[DATA TO USE]:
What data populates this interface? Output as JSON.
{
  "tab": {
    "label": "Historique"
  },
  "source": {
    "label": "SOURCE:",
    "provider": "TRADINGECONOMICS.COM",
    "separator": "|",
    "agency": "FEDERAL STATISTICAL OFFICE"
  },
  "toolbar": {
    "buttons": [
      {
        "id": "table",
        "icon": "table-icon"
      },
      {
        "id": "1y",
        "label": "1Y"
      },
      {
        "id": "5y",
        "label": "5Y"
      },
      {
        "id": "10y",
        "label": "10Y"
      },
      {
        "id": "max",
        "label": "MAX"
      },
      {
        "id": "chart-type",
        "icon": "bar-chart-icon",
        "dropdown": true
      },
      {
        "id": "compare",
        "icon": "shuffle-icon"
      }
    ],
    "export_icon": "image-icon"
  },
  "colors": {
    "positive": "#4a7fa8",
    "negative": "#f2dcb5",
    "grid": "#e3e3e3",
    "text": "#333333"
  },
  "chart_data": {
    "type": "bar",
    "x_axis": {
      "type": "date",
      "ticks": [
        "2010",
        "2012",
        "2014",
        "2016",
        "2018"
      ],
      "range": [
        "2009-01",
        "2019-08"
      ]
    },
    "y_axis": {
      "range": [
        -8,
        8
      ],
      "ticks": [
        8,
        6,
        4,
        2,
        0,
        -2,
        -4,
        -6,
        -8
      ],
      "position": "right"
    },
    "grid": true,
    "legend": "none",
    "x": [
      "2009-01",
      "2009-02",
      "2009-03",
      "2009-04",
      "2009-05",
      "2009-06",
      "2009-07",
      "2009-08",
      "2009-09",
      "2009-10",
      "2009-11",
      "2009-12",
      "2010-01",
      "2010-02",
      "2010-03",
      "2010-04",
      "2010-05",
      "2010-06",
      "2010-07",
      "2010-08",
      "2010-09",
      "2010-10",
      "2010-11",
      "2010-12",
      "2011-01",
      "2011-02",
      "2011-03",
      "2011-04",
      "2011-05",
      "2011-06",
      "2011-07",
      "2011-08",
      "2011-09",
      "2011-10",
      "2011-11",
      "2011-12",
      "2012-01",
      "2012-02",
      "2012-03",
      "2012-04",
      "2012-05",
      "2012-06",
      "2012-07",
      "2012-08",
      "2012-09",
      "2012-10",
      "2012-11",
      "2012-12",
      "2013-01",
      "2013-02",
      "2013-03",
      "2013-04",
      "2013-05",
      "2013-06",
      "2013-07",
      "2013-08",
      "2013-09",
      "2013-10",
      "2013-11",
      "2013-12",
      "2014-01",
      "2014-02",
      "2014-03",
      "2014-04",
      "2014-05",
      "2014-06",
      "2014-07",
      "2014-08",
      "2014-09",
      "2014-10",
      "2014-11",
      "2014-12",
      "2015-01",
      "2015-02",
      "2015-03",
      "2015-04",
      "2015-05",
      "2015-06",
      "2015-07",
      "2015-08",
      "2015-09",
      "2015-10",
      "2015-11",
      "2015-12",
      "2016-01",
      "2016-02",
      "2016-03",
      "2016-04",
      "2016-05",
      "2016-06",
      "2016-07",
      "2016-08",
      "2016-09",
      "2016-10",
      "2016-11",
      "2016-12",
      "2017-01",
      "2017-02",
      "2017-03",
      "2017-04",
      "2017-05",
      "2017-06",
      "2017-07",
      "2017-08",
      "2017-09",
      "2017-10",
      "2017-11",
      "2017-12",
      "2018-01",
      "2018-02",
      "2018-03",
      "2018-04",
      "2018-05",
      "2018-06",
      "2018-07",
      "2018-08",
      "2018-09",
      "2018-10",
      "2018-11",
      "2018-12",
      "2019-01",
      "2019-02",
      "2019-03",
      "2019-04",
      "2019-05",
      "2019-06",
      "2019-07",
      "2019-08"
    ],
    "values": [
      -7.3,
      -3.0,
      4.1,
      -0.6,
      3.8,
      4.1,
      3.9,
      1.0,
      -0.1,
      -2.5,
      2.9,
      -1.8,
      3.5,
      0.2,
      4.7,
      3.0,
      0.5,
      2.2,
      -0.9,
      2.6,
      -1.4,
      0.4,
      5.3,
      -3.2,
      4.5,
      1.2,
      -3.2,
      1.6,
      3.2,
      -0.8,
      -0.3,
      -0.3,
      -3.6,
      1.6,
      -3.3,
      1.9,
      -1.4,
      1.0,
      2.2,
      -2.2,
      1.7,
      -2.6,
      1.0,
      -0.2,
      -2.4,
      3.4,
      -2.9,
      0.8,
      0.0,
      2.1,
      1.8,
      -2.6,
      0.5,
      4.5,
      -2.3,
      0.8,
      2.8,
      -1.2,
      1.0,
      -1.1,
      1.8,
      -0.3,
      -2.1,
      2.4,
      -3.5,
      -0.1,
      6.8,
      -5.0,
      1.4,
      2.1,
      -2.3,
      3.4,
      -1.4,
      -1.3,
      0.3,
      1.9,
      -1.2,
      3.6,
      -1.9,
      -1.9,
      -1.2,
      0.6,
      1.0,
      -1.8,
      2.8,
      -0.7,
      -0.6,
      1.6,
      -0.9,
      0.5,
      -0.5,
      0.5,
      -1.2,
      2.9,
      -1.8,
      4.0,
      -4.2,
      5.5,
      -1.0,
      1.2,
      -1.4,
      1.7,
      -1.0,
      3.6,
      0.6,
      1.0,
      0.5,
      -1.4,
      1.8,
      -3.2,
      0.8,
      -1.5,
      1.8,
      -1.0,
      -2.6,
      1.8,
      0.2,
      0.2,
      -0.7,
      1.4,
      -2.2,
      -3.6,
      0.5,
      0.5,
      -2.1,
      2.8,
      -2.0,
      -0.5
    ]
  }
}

[SHORT EXERCISE]:
Your task is to transcribe the material exactly.

[THE RESPONSE]:
What data populates this interface? Output as JSON.
{
  "tab": {
    "label": "Historique"
  },
  "source": {
    "label": "SOURCE:",
    "provider": "TRADINGECONOMICS.COM",
    "separator": "|",
    "agency": "FEDERAL STATISTICAL OFFICE"
  },
  "toolbar": {
    "buttons": [
      {
        "id": "table",
        "icon": "table-icon"
      },
      {
        "id": "1y",
        "label": "1Y"
      },
      {
        "id": "5y",
        "label": "5Y"
      },
      {
        "id": "10y",
        "label": "10Y"
      },
      {
        "id": "max",
        "label": "MAX"
      },
      {
        "id": "chart-type",
        "icon": "bar-chart-icon",
        "dropdown": true
      },
      {
        "id": "compare",
        "icon": "shuffle-icon"
      }
    ],
    "export_icon": "image-icon"
  },
  "colors": {
    "positive": "#4a7fa8",
    "negative": "#f2dcb5",
    "grid": "#e3e3e3",
    "text": "#333333"
  },
  "chart_data": {
    "type": "bar",
    "x_axis": {
      "type": "date",
      "ticks": [
        "2010",
        "2012",
        "2014",
        "2016",
        "2018"
      ],
      "range": [
        "2009-01",
        "2019-08"
      ]
    },
    "y_axis": {
      "range": [
        -8,
        8
      ],
      "ticks": [
        8,
        6,
        4,
        2,
        0,
        -2,
        -4,
        -6,
        -8
      ],
      "position": "right"
    },
    "grid": true,
    "legend": "none",
    "x": [
      "2009-01",
      "2009-02",
      "2009-03",
      "2009-04",
      "2009-05",
      "2009-06",
      "2009-07",
      "2009-08",
      "2009-09",
      "2009-10",
      "2009-11",
      "2009-12",
      "2010-01",
      "2010-02",
      "2010-03",
      "2010-04",
      "2010-05",
      "2010-06",
      "2010-07",
      "2010-08",
      "2010-09",
      "2010-10",
      "2010-11",
      "2010-12",
      "2011-01",
      "2011-02",
      "2011-03",
      "2011-04",
      "2011-05",
      "2011-06",
      "2011-07",
      "2011-08",
      "2011-09",
      "2011-10",
      "2011-11",
      "2011-12",
      "2012-01",
      "2012-02",
      "2012-03",
      "2012-04",
      "2012-05",
      "2012-06",
      "2012-07",
      "2012-08",
      "2012-09",
      "2012-10",
      "2012-11",
      "2012-12",
      "2013-01",
      "2013-02",
      "2013-03",
      "2013-04",
      "2013-05",
      "2013-06",
      "2013-07",
      "2013-08",
      "2013-09",
      "2013-10",
      "2013-11",
      "2013-12",
      "2014-01",
      "2014-02",
      "2014-03",
      "2014-04",
      "2014-05",
      "2014-06",
      "2014-07",
      "2014-08",
      "2014-09",
      "2014-10",
      "2014-11",
      "2014-12",
      "2015-01",
      "2015-02",
      "2015-03",
      "2015-04",
      "2015-05",
      "2015-06",
      "2015-07",
      "2015-08",
      "2015-09",
      "2015-10",
      "2015-11",
      "2015-12",
      "2016-01",
      "2016-02",
      "2016-03",
      "2016-04",
      "2016-05",
      "2016-06",
      "2016-07",
      "2016-08",
      "2016-09",
      "2016-10",
      "2016-11",
      "2016-12",
      "2017-01",
      "2017-02",
      "2017-03",
      "2017-04",
      "2017-05",
      "2017-06",
      "2017-07",
      "2017-08",
      "2017-09",
      "2017-10",
      "2017-11",
      "2017-12",
      "2018-01",
      "2018-02",
      "2018-03",
      "2018-04",
      "2018-05",
      "2018-06",
      "2018-07",
      "2018-08",
      "2018-09",
      "2018-10",
      "2018-11",
      "2018-12",
      "2019-01",
      "2019-02",
      "2019-03",
      "2019-04",
      "2019-05",
      "2019-06",
      "2019-07",
      "2019-08"
    ],
    "values": [
      -7.3,
      -3.0,
      4.1,
      -0.6,
      3.8,
      4.1,
      3.9,
      1.0,
      -0.1,
      -2.5,
      2.9,
      -1.8,
      3.5,
      0.2,
      4.7,
      3.0,
      0.5,
      2.2,
      -0.9,
      2.6,
      -1.4,
      0.4,
      5.3,
      -3.2,
      4.5,
      1.2,
      -3.2,
      1.6,
      3.2,
      -0.8,
      -0.3,
      -0.3,
      -3.6,
      1.6,
      -3.3,
      1.9,
      -1.4,
      1.0,
      2.2,
      -2.2,
      1.7,
      -2.6,
      1.0,
      -0.2,
      -2.4,
      3.4,
      -2.9,
      0.8,
      0.0,
      2.1,
      1.8,
      -2.6,
      0.5,
      4.5,
      -2.3,
      0.8,
      2.8,
      -1.2,
      1.0,
      -1.1,
      1.8,
      -0.3,
      -2.1,
      2.4,
      -3.5,
      -0.1,
      6.8,
      -5.0,
      1.4,
      2.1,
      -2.3,
      3.4,
      -1.4,
      -1.3,
      0.3,
      1.9,
      -1.2,
      3.6,
      -1.9,
      -1.9,
      -1.2,
      0.6,
      1.0,
      -1.8,
      2.8,
      -0.7,
      -0.6,
      1.6,
      -0.9,
      0.5,
      -0.5,
      0.5,
      -1.2,
      2.9,
      -1.8,
      4.0,
      -4.2,
      5.5,
      -1.0,
      1.2,
      -1.4,
      1.7,
      -1.0,
      3.6,
      0.6,
      1.0,
      0.5,
      -1.4,
      1.8,
      -3.2,
      0.8,
      -1.5,
      1.8,
      -1.0,
      -2.6,
      1.8,
      0.2,
      0.2,
      -0.7,
      1.4,
      -2.2,
      -3.6,
      0.5,
      0.5,
      -2.1,
      2.8,
      -2.0,
      -0.5
    ]
  }
}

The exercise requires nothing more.